╭─ AVAILABLE DATA
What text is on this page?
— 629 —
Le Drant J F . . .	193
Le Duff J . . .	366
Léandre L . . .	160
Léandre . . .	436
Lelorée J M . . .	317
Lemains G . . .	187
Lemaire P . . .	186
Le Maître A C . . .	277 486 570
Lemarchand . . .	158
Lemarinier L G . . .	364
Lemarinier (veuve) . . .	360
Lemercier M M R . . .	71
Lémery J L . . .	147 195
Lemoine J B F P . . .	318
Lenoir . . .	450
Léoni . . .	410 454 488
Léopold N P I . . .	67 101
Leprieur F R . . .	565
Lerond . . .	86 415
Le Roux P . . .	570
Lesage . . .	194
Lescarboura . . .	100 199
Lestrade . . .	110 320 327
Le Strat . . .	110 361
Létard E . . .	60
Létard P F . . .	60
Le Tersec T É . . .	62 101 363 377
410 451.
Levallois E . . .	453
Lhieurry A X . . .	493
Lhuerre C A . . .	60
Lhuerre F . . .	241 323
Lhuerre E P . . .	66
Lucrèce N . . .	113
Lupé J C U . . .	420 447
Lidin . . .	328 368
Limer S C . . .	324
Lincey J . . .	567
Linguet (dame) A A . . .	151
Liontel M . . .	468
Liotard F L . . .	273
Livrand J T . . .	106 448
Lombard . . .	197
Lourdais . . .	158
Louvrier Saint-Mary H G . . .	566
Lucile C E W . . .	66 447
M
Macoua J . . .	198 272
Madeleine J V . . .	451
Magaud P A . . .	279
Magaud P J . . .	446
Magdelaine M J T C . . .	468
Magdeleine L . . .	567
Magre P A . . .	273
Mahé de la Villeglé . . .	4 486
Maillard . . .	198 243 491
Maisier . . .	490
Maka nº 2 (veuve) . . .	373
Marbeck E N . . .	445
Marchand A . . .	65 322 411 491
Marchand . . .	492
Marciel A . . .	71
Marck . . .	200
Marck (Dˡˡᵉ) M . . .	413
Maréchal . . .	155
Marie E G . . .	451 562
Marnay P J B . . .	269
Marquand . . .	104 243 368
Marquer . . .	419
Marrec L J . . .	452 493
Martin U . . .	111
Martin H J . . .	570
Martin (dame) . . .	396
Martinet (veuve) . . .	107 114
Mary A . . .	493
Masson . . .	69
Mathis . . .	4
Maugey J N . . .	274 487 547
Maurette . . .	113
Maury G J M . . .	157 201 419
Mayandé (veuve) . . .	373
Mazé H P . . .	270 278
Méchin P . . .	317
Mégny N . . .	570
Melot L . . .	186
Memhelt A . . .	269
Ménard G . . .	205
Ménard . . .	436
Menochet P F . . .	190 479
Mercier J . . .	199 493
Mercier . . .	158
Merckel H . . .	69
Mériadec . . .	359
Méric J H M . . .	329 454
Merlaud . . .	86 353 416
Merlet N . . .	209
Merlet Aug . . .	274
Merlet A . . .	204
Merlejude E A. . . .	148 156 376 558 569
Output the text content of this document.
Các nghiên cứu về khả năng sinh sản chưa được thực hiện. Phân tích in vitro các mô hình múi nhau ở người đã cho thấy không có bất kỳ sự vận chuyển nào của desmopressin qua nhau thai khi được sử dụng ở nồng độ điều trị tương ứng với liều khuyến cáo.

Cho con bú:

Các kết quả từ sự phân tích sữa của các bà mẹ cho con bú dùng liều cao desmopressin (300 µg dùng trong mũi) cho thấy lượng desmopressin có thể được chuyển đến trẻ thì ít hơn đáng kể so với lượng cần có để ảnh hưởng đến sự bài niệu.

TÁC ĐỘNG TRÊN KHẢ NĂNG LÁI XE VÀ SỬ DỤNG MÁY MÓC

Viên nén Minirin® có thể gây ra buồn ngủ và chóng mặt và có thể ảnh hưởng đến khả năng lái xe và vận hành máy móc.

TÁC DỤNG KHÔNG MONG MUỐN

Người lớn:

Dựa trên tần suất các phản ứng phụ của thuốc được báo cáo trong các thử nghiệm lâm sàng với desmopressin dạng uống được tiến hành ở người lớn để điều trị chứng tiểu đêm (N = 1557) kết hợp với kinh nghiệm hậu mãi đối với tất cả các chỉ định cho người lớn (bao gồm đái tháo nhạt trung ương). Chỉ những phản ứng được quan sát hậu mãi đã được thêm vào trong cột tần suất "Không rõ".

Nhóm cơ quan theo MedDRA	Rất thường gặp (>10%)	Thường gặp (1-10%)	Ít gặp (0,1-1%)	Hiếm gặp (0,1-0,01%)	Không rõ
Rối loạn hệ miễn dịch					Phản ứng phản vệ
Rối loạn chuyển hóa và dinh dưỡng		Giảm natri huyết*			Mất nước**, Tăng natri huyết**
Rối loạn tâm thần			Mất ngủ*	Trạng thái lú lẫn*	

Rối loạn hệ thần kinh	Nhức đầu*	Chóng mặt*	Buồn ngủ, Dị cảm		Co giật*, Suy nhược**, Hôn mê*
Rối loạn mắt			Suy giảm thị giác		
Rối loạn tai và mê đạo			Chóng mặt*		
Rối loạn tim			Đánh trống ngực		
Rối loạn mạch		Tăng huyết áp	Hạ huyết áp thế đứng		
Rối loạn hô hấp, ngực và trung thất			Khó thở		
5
╰─
WRITTEN INSTRUCTION: Go through the material above and count the lines that include "Tăng". Give the number alone.

SOLUTION FOR THIS EXERCISE: 2